Task to complete ->
Copy out each line exactly; pictures stay out of the copy.

== Data extract ==

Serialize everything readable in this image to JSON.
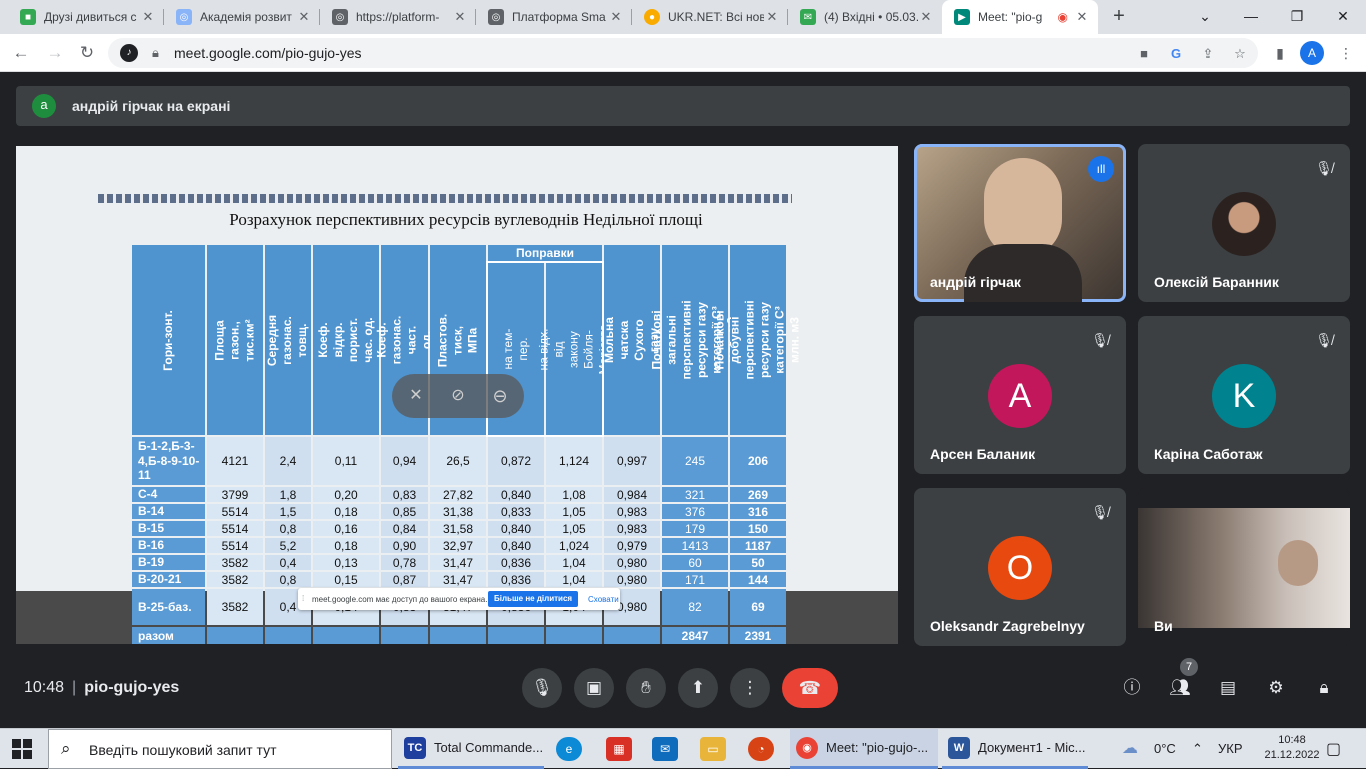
{
  "browser": {
    "tabs": [
      {
        "title": "Друзі дивиться с",
        "favicon_icon": "green-square-icon",
        "favicon_color": "#34a853"
      },
      {
        "title": "Академія розвит",
        "favicon_icon": "globe-icon",
        "favicon_color": "#5f6368"
      },
      {
        "title": "https://platform-",
        "favicon_icon": "globe-icon",
        "favicon_color": "#5f6368"
      },
      {
        "title": "Платформа Sma",
        "favicon_icon": "globe-icon",
        "favicon_color": "#5f6368"
      },
      {
        "title": "UKR.NET: Всі нов",
        "favicon_icon": "ukrnet-icon",
        "favicon_color": "#f9ab00"
      },
      {
        "title": "(4) Вхідні • 05.03.",
        "favicon_icon": "mail-icon",
        "favicon_color": "#34a853"
      },
      {
        "title": "Meet: \"pio-g",
        "favicon_icon": "meet-icon",
        "favicon_color": "#00897b"
      }
    ],
    "url": "meet.google.com/pio-gujo-yes",
    "profile_initial": "A"
  },
  "presenter_bar": {
    "avatar_initial": "а",
    "text": "андрій гірчак на екрані"
  },
  "slide": {
    "title": "Розрахунок перспективних ресурсів вуглеводнів Недільної площі",
    "group_header": "Поправки",
    "headers": [
      "Гори-зонт.",
      "Площа газон., тис.км²",
      "Середня газонас. товщ.",
      "Коеф. відкр. порист. час. од.",
      "Коеф. газонас. част. од.",
      "Пластов. тиск, МПа",
      "на тем-пер.",
      "на відх. від закону Бойля-Маріотта",
      "Мольна чатска Сухого газу",
      "Початкові загальні перспективні ресурси газу категорії С³ млн. м3",
      "Початкові добувні перспективні ресурси газу категорії С³ млн. м3"
    ],
    "rows": [
      [
        "Б-1-2,Б-3-4,Б-8-9-10-11",
        "4121",
        "2,4",
        "0,11",
        "0,94",
        "26,5",
        "0,872",
        "1,124",
        "0,997",
        "245",
        "206"
      ],
      [
        "С-4",
        "3799",
        "1,8",
        "0,20",
        "0,83",
        "27,82",
        "0,840",
        "1,08",
        "0,984",
        "321",
        "269"
      ],
      [
        "В-14",
        "5514",
        "1,5",
        "0,18",
        "0,85",
        "31,38",
        "0,833",
        "1,05",
        "0,983",
        "376",
        "316"
      ],
      [
        "В-15",
        "5514",
        "0,8",
        "0,16",
        "0,84",
        "31,58",
        "0,840",
        "1,05",
        "0,983",
        "179",
        "150"
      ],
      [
        "В-16",
        "5514",
        "5,2",
        "0,18",
        "0,90",
        "32,97",
        "0,840",
        "1,024",
        "0,979",
        "1413",
        "1187"
      ],
      [
        "В-19",
        "3582",
        "0,4",
        "0,13",
        "0,78",
        "31,47",
        "0,836",
        "1,04",
        "0,980",
        "60",
        "50"
      ],
      [
        "В-20-21",
        "3582",
        "0,8",
        "0,15",
        "0,87",
        "31,47",
        "0,836",
        "1,04",
        "0,980",
        "171",
        "144"
      ],
      [
        "В-25-баз.",
        "3582",
        "0,4",
        "0,14",
        "0,83",
        "31,47",
        "0,836",
        "1,04",
        "0,980",
        "82",
        "69"
      ]
    ],
    "total_row": [
      "разом",
      "",
      "",
      "",
      "",
      "",
      "",
      "",
      "",
      "2847",
      "2391"
    ]
  },
  "share_popup": {
    "message": "meet.google.com має доступ до вашого екрана.",
    "stop_label": "Більше не ділитися",
    "hide_label": "Сховати"
  },
  "participants": [
    {
      "name": "андрій гірчак",
      "type": "video",
      "speaking": true
    },
    {
      "name": "Олексій Баранник",
      "type": "photo",
      "muted": true
    },
    {
      "name": "Арсен Баланик",
      "initial": "A",
      "color": "#c2185b",
      "muted": true
    },
    {
      "name": "Каріна Саботаж",
      "initial": "K",
      "color": "#00838f",
      "muted": true
    },
    {
      "name": "Oleksandr Zagrebelnyy",
      "initial": "O",
      "color": "#e8490f",
      "muted": true
    },
    {
      "name": "Ви",
      "type": "video"
    }
  ],
  "meeting": {
    "time": "10:48",
    "code": "pio-gujo-yes",
    "people_count": "7"
  },
  "taskbar": {
    "search_placeholder": "Введіть пошуковий запит тут",
    "apps": [
      {
        "label": "Total Commande...",
        "color": "#1f3f9e"
      },
      {
        "label": "Meet: \"pio-gujo-...",
        "color": "#ea4335"
      },
      {
        "label": "Документ1 - Mic...",
        "color": "#2b579a"
      }
    ],
    "temperature": "0°C",
    "language": "УКР",
    "time": "10:48",
    "date": "21.12.2022"
  }
}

===

Result of this task ->
Serialize everything readable in this image to JSON.
{
  "browser": {
    "tabs": [
      {
        "title": "Друзі дивиться с",
        "favicon_icon": "green-square-icon",
        "favicon_color": "#34a853"
      },
      {
        "title": "Академія розвит",
        "favicon_icon": "globe-icon",
        "favicon_color": "#5f6368"
      },
      {
        "title": "https://platform-",
        "favicon_icon": "globe-icon",
        "favicon_color": "#5f6368"
      },
      {
        "title": "Платформа Sma",
        "favicon_icon": "globe-icon",
        "favicon_color": "#5f6368"
      },
      {
        "title": "UKR.NET: Всі нов",
        "favicon_icon": "ukrnet-icon",
        "favicon_color": "#f9ab00"
      },
      {
        "title": "(4) Вхідні • 05.03.",
        "favicon_icon": "mail-icon",
        "favicon_color": "#34a853"
      },
      {
        "title": "Meet: \"pio-g",
        "favicon_icon": "meet-icon",
        "favicon_color": "#00897b"
      }
    ],
    "url": "meet.google.com/pio-gujo-yes",
    "profile_initial": "A"
  },
  "presenter_bar": {
    "avatar_initial": "а",
    "text": "андрій гірчак на екрані"
  },
  "slide": {
    "title": "Розрахунок перспективних ресурсів вуглеводнів Недільної площі",
    "group_header": "Поправки",
    "headers": [
      "Гори-зонт.",
      "Площа газон., тис.км²",
      "Середня газонас. товщ.",
      "Коеф. відкр. порист. час. од.",
      "Коеф. газонас. част. од.",
      "Пластов. тиск, МПа",
      "на тем-пер.",
      "на відх. від закону Бойля-Маріотта",
      "Мольна чатска Сухого газу",
      "Початкові загальні перспективні ресурси газу категорії С³ млн. м3",
      "Початкові добувні перспективні ресурси газу категорії С³ млн. м3"
    ],
    "rows": [
      [
        "Б-1-2,Б-3-4,Б-8-9-10-11",
        "4121",
        "2,4",
        "0,11",
        "0,94",
        "26,5",
        "0,872",
        "1,124",
        "0,997",
        "245",
        "206"
      ],
      [
        "С-4",
        "3799",
        "1,8",
        "0,20",
        "0,83",
        "27,82",
        "0,840",
        "1,08",
        "0,984",
        "321",
        "269"
      ],
      [
        "В-14",
        "5514",
        "1,5",
        "0,18",
        "0,85",
        "31,38",
        "0,833",
        "1,05",
        "0,983",
        "376",
        "316"
      ],
      [
        "В-15",
        "5514",
        "0,8",
        "0,16",
        "0,84",
        "31,58",
        "0,840",
        "1,05",
        "0,983",
        "179",
        "150"
      ],
      [
        "В-16",
        "5514",
        "5,2",
        "0,18",
        "0,90",
        "32,97",
        "0,840",
        "1,024",
        "0,979",
        "1413",
        "1187"
      ],
      [
        "В-19",
        "3582",
        "0,4",
        "0,13",
        "0,78",
        "31,47",
        "0,836",
        "1,04",
        "0,980",
        "60",
        "50"
      ],
      [
        "В-20-21",
        "3582",
        "0,8",
        "0,15",
        "0,87",
        "31,47",
        "0,836",
        "1,04",
        "0,980",
        "171",
        "144"
      ],
      [
        "В-25-баз.",
        "3582",
        "0,4",
        "0,14",
        "0,83",
        "31,47",
        "0,836",
        "1,04",
        "0,980",
        "82",
        "69"
      ]
    ],
    "total_row": [
      "разом",
      "",
      "",
      "",
      "",
      "",
      "",
      "",
      "",
      "2847",
      "2391"
    ]
  },
  "share_popup": {
    "message": "meet.google.com має доступ до вашого екрана.",
    "stop_label": "Більше не ділитися",
    "hide_label": "Сховати"
  },
  "participants": [
    {
      "name": "андрій гірчак",
      "type": "video",
      "speaking": true
    },
    {
      "name": "Олексій Баранник",
      "type": "photo",
      "muted": true
    },
    {
      "name": "Арсен Баланик",
      "initial": "A",
      "color": "#c2185b",
      "muted": true
    },
    {
      "name": "Каріна Саботаж",
      "initial": "K",
      "color": "#00838f",
      "muted": true
    },
    {
      "name": "Oleksandr Zagrebelnyy",
      "initial": "O",
      "color": "#e8490f",
      "muted": true
    },
    {
      "name": "Ви",
      "type": "video"
    }
  ],
  "meeting": {
    "time": "10:48",
    "code": "pio-gujo-yes",
    "people_count": "7"
  },
  "taskbar": {
    "search_placeholder": "Введіть пошуковий запит тут",
    "apps": [
      {
        "label": "Total Commande...",
        "color": "#1f3f9e"
      },
      {
        "label": "Meet: \"pio-gujo-...",
        "color": "#ea4335"
      },
      {
        "label": "Документ1 - Mic...",
        "color": "#2b579a"
      }
    ],
    "temperature": "0°C",
    "language": "УКР",
    "time": "10:48",
    "date": "21.12.2022"
  }
}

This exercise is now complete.